WHAT IS REQUIRED:
Show only lines that include "интерес".

START

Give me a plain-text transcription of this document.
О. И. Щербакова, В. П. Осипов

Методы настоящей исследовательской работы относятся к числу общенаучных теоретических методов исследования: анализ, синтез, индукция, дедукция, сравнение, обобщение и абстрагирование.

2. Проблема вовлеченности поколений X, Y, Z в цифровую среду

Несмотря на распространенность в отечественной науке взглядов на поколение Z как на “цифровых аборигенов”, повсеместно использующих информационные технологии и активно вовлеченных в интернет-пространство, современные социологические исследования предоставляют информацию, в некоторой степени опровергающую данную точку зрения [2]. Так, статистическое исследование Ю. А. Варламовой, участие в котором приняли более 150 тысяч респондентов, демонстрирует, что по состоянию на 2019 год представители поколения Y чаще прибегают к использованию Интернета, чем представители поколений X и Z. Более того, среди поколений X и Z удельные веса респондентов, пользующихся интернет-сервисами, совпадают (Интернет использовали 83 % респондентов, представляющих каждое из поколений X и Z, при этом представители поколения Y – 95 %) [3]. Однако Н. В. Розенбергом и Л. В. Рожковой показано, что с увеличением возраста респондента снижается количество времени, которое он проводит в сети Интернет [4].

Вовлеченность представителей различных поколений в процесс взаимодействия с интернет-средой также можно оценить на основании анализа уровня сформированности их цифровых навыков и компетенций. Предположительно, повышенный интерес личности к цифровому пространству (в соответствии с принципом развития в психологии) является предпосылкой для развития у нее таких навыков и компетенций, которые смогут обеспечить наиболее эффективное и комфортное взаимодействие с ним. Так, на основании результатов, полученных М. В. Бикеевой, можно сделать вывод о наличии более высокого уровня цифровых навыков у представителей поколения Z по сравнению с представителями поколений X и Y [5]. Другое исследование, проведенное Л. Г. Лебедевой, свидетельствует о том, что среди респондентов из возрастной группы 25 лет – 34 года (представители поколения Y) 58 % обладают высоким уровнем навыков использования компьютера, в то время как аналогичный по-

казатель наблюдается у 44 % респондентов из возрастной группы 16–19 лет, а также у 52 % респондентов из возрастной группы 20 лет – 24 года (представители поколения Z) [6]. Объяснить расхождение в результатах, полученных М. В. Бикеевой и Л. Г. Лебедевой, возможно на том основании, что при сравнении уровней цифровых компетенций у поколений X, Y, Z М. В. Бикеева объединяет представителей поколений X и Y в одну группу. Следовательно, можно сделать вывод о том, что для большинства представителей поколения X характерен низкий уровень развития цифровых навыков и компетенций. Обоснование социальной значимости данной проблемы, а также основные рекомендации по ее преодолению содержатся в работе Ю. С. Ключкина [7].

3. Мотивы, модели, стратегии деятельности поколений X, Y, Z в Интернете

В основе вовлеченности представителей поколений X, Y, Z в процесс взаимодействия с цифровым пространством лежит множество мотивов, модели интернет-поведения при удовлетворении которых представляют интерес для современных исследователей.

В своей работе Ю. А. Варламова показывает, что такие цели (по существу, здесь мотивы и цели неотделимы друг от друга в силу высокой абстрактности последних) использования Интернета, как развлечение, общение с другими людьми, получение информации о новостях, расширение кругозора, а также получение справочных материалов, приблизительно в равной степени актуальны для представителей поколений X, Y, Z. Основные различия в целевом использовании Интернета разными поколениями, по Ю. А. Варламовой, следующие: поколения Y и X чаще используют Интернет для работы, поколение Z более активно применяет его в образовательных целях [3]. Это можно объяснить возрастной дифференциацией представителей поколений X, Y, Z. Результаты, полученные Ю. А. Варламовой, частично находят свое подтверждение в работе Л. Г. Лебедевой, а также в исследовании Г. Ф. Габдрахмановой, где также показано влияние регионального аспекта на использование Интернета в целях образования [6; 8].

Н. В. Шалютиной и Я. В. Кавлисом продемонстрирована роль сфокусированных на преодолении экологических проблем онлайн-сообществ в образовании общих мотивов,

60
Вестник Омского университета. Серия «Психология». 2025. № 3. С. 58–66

END
START

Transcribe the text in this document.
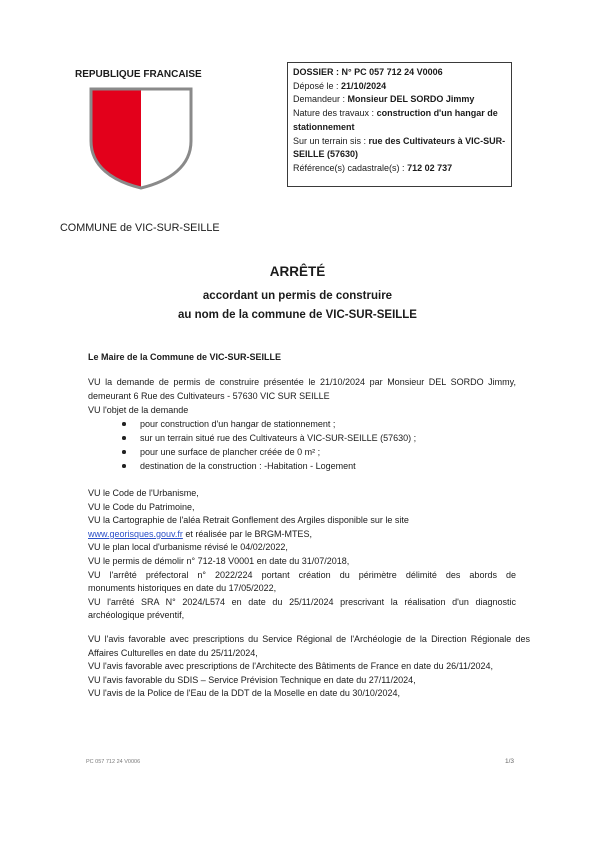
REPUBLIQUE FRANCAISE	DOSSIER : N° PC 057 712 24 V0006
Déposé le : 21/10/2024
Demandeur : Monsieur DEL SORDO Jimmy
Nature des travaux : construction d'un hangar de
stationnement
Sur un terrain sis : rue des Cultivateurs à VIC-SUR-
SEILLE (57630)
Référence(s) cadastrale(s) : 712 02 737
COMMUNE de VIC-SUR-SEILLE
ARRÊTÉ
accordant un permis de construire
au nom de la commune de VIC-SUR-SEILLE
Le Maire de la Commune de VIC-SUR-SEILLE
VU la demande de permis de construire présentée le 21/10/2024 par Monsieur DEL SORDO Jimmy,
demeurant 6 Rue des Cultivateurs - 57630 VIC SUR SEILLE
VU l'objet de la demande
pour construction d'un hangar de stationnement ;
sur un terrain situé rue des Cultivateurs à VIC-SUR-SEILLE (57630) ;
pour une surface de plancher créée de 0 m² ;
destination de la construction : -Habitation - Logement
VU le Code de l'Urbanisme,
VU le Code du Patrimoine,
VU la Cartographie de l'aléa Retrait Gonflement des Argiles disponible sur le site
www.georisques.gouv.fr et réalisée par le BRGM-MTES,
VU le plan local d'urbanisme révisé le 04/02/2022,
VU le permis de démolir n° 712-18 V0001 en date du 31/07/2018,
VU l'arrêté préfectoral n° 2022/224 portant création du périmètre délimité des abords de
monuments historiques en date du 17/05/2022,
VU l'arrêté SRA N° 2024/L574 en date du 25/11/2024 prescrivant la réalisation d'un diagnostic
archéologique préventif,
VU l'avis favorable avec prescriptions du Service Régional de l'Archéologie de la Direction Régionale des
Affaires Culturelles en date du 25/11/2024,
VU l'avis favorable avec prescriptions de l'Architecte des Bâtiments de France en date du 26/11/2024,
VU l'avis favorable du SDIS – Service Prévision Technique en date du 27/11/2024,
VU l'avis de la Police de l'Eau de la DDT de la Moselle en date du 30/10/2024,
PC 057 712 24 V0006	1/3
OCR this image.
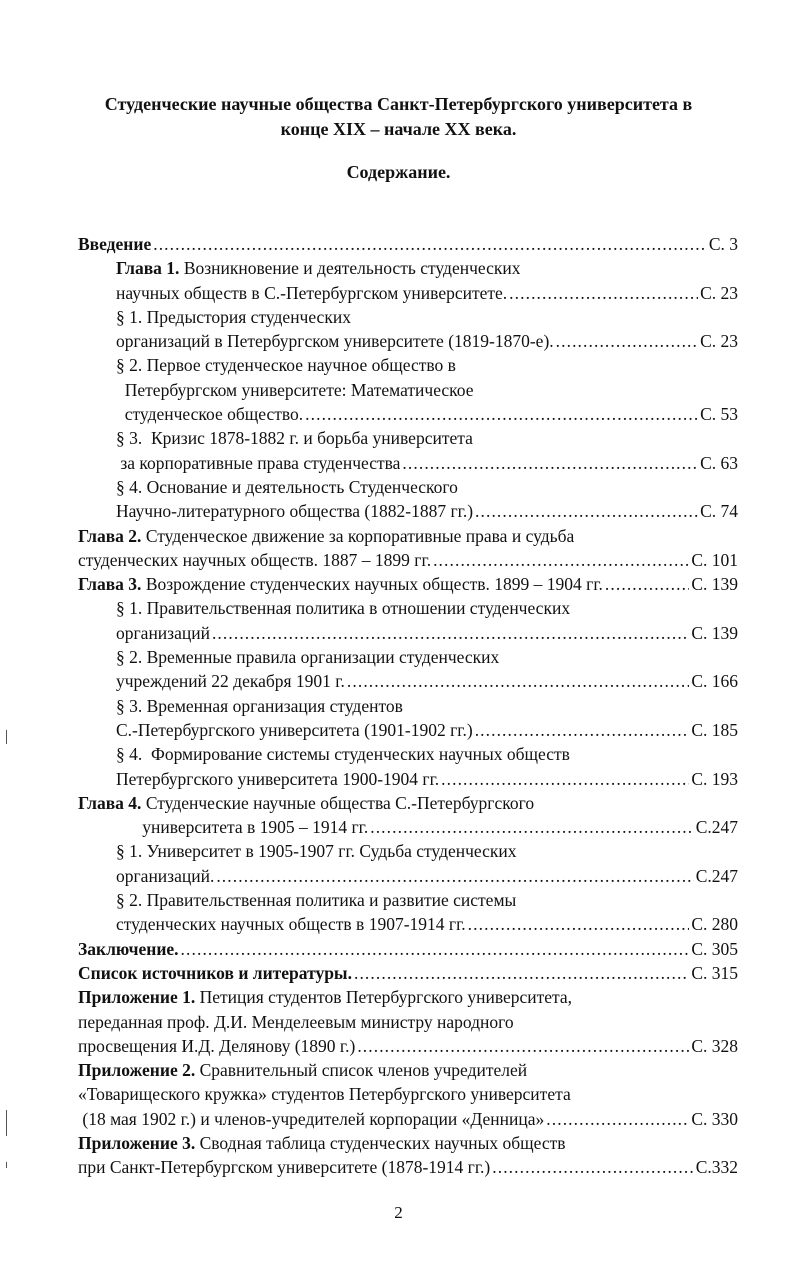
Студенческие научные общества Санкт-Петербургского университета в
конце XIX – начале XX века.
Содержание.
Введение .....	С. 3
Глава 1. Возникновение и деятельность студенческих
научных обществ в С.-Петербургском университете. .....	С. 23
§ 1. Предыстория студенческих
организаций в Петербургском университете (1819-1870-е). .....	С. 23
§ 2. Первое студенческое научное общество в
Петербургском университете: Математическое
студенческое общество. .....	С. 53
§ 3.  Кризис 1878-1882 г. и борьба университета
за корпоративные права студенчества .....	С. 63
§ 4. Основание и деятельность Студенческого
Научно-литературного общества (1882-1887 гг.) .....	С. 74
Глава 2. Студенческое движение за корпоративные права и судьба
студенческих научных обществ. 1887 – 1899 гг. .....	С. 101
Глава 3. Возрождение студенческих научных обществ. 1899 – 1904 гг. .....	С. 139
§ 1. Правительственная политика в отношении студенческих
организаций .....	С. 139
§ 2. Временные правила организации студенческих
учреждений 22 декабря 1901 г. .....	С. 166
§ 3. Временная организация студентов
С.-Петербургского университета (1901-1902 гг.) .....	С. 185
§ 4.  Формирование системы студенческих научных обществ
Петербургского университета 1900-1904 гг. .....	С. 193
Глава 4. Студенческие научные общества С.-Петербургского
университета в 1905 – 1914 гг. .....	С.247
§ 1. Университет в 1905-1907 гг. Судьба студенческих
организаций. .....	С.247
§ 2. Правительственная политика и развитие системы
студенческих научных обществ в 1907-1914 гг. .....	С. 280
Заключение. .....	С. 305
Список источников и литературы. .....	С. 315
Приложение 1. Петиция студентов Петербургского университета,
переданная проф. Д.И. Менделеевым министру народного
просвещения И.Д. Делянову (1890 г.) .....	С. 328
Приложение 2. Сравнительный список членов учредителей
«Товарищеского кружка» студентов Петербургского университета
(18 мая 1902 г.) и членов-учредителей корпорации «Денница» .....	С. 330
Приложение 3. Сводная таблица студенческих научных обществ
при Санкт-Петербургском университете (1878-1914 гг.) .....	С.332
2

END
START

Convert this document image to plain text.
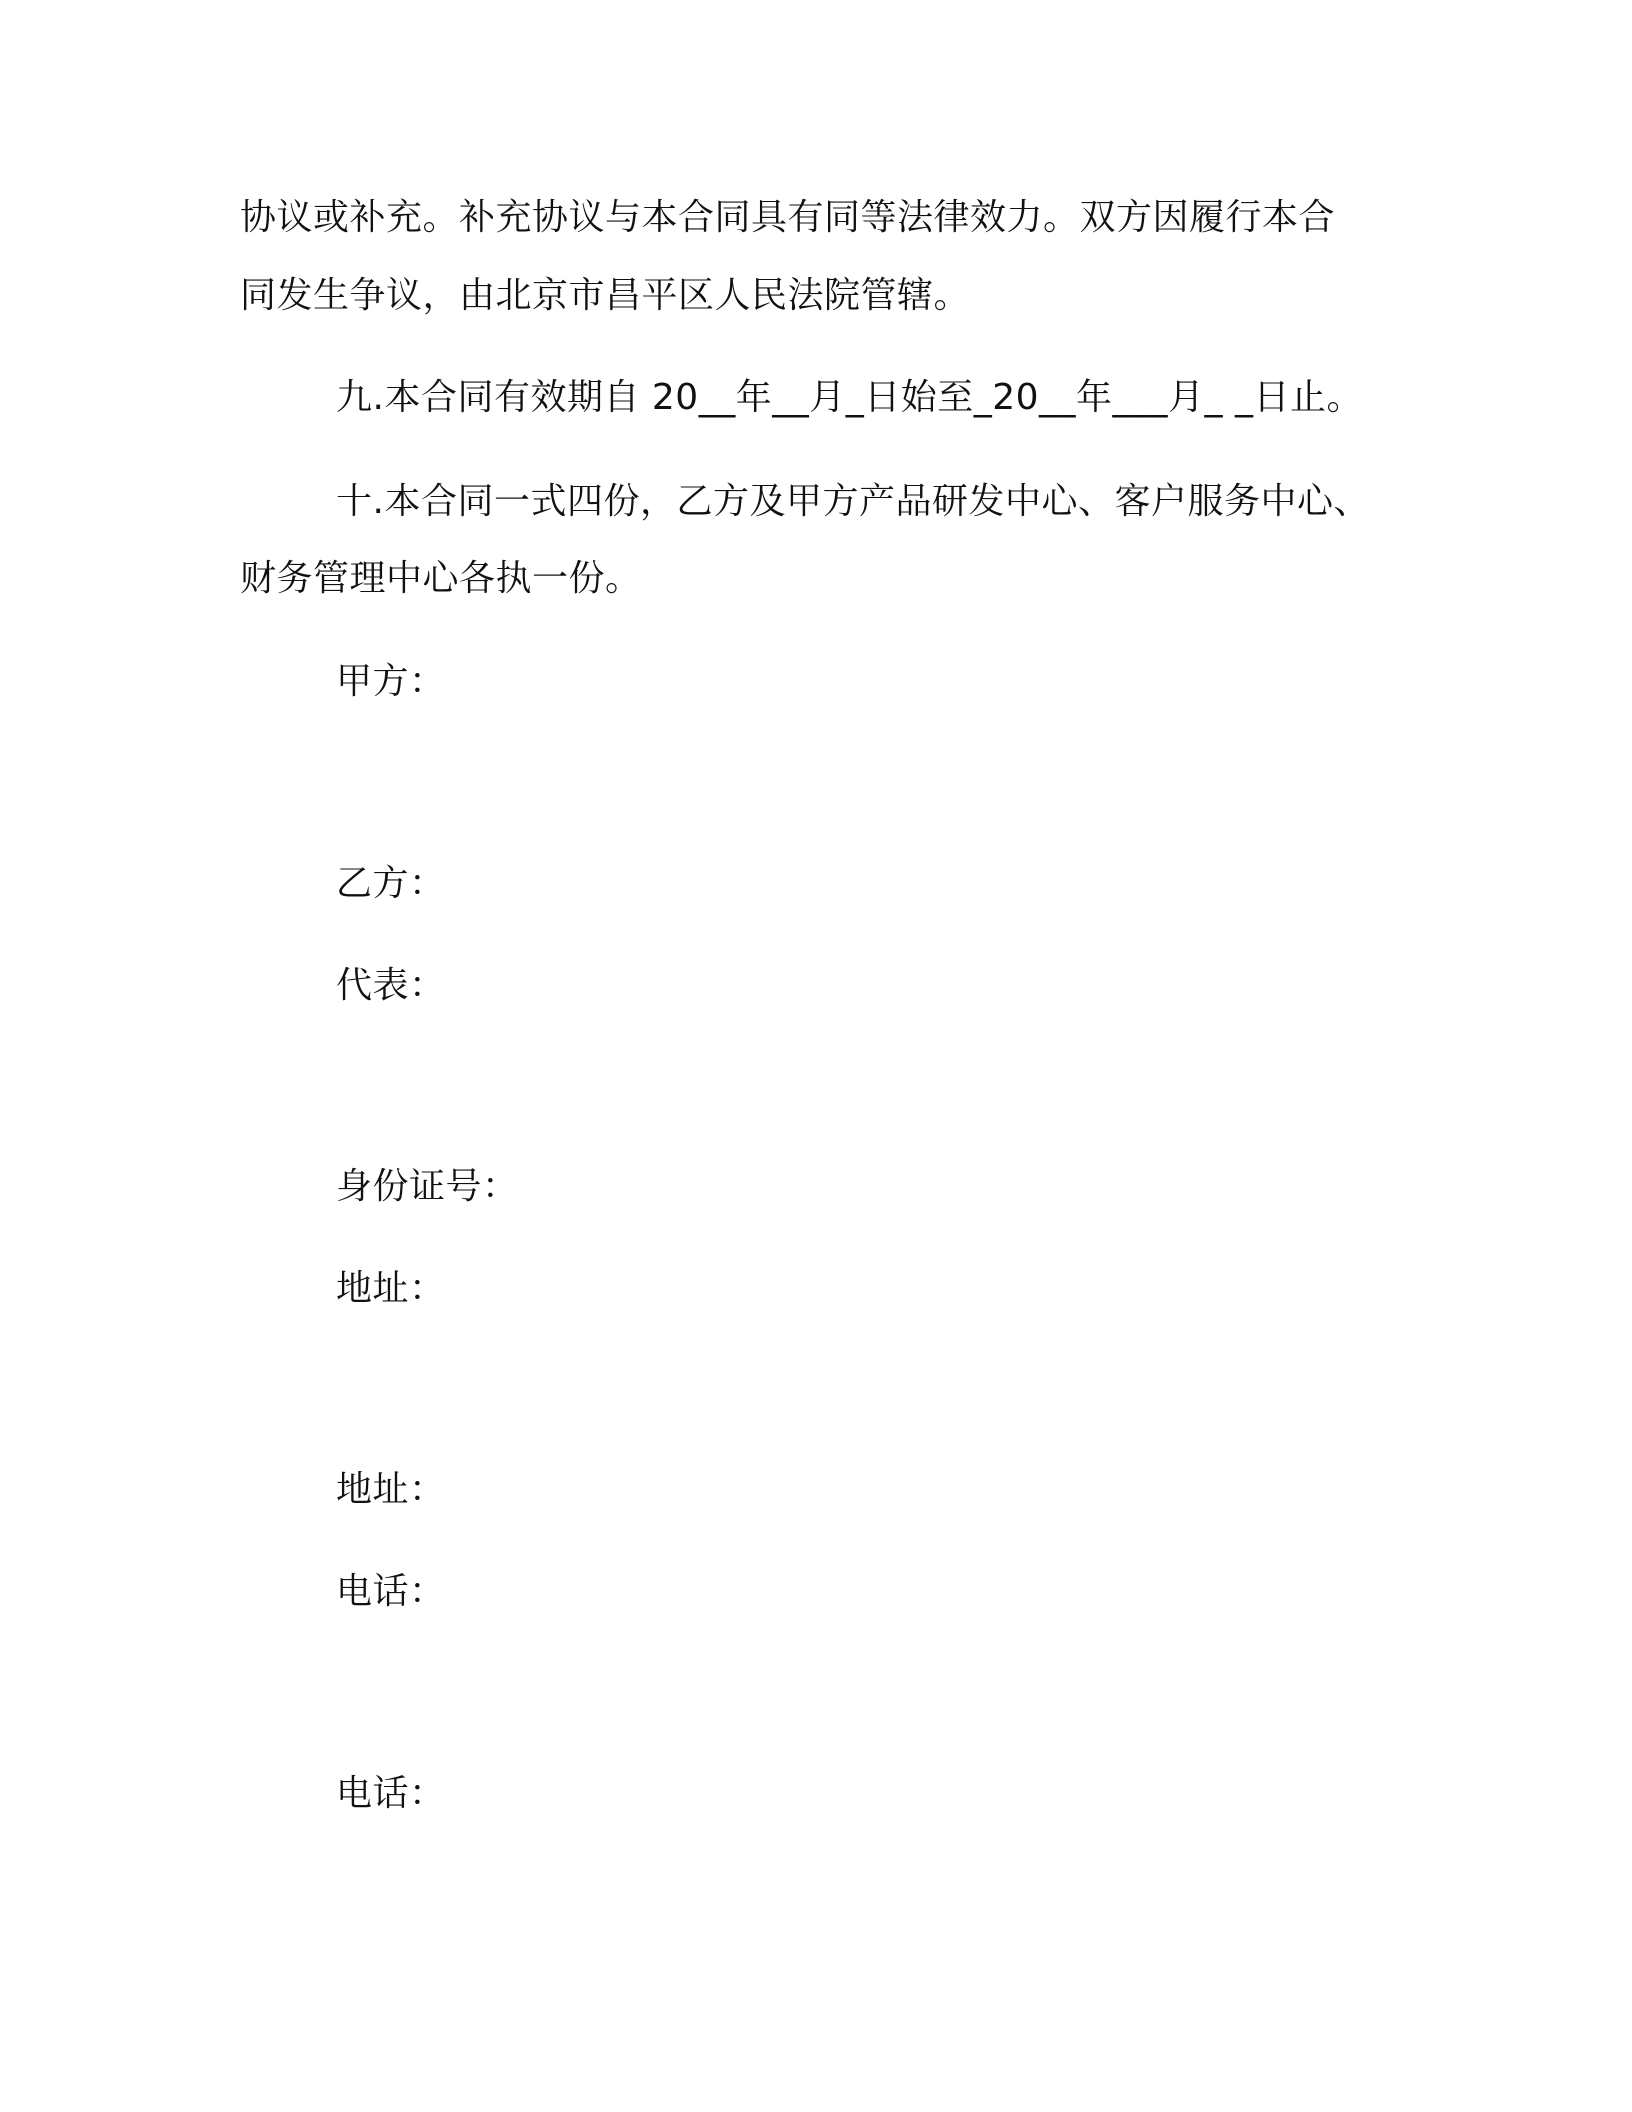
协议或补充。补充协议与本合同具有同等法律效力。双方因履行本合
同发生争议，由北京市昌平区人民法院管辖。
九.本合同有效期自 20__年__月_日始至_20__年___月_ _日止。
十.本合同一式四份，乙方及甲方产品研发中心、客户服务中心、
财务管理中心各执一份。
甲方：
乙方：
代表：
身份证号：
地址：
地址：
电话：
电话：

END

FULL ANSWER:
Вовлеченность представителей различных поколений в процесс взаимодействия с интернет-средой также можно оценить на основании анализа уровня сформированности их цифровых навыков и компетенций. Предположительно, повышенный интерес личности к цифровому пространству (в соответствии с принципом развития в психологии) является предпосылкой для развития у нее таких навыков и компетенций, которые смогут обеспечить наиболее эффективное и комфортное взаимодействие с ним. Так, на основании результатов, полученных М. В. Бикеевой, можно сделать вывод о наличии более высокого уровня цифровых навыков у представителей поколения Z по сравнению с представителями поколений X и Y [5]. Другое исследование, проведенное Л. Г. Лебедевой, свидетельствует о том, что среди респондентов из возрастной группы 25 лет – 34 года (представители поколения Y) 58 % обладают высоким уровнем навыков использования компьютера, в то время как аналогичный по-
В основе вовлеченности представителей поколений X, Y, Z в процесс взаимодействия с цифровым пространством лежит множество мотивов, модели интернет-поведения при удовлетворении которых представляют интерес для современных исследователей.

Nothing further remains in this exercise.